• _What is expected_
Go through the data below line by line and count those containing the word "marges". Reply with the count only.

• _Records provided_
========

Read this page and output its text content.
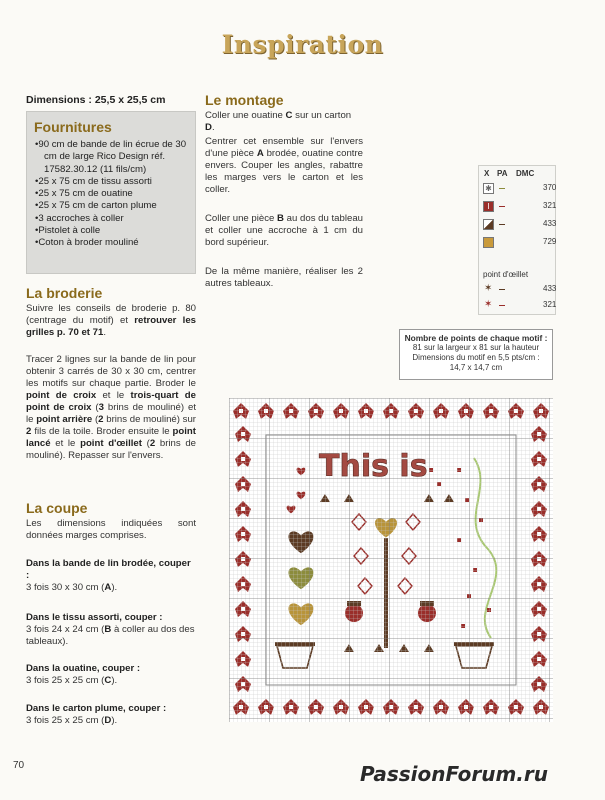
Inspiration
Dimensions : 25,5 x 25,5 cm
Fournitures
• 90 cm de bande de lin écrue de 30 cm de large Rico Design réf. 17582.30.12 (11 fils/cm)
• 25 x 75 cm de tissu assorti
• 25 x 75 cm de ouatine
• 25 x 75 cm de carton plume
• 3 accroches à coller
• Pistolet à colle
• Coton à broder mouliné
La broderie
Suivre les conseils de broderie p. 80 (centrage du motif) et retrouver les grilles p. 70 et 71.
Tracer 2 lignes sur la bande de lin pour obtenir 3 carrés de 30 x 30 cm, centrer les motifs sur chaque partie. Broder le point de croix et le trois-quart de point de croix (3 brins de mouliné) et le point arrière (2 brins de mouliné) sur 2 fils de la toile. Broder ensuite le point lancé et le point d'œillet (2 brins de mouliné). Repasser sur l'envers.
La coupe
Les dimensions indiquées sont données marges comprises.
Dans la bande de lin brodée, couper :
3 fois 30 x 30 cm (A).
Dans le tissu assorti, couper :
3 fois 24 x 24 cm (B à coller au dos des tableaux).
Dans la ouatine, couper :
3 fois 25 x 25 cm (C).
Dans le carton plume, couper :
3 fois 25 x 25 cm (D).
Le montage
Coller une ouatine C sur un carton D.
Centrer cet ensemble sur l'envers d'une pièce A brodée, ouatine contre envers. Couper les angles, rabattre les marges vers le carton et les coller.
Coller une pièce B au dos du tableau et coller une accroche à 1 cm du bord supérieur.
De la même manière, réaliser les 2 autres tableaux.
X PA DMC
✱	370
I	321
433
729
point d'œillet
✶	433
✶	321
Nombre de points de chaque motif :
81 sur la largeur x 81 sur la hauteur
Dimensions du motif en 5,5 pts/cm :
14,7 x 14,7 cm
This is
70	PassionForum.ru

========

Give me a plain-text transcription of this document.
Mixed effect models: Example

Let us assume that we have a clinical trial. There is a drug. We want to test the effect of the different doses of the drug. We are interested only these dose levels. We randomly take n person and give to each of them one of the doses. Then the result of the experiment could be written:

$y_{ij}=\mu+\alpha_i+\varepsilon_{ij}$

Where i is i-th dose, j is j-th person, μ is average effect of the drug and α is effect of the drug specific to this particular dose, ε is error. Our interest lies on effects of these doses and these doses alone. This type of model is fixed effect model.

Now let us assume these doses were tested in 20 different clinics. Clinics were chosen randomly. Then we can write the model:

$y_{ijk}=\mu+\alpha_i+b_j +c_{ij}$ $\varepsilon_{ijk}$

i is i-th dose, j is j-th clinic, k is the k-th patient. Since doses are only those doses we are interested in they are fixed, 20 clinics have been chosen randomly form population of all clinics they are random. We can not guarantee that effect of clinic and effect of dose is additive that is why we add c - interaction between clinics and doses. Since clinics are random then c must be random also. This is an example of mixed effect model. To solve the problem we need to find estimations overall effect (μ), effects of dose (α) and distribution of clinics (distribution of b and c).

========

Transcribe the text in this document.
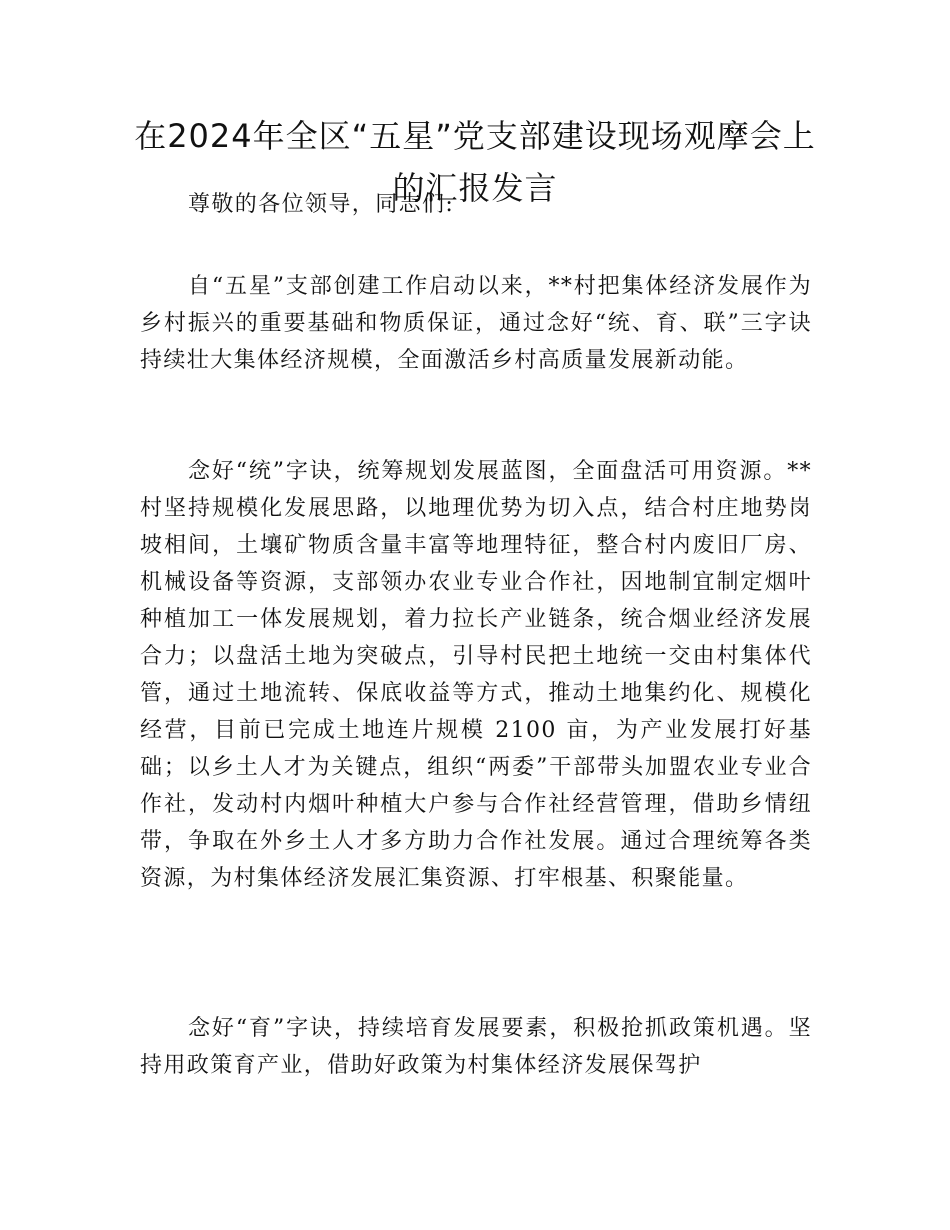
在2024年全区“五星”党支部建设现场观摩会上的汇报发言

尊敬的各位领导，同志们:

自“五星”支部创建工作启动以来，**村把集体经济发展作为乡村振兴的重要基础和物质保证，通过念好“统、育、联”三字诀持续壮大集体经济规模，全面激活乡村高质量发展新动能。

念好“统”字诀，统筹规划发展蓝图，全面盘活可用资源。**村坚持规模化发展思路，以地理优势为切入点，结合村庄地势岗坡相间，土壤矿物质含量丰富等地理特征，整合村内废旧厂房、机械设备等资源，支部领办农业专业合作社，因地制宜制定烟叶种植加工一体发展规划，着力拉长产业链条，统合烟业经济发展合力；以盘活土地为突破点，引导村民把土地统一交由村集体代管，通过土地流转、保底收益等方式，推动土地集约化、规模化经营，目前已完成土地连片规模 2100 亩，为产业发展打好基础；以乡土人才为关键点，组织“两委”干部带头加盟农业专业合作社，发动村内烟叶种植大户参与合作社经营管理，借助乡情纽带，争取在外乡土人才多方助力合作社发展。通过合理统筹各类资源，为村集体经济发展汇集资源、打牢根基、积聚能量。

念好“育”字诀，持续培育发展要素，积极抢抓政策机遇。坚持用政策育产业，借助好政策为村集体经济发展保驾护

========

• _The solution_
2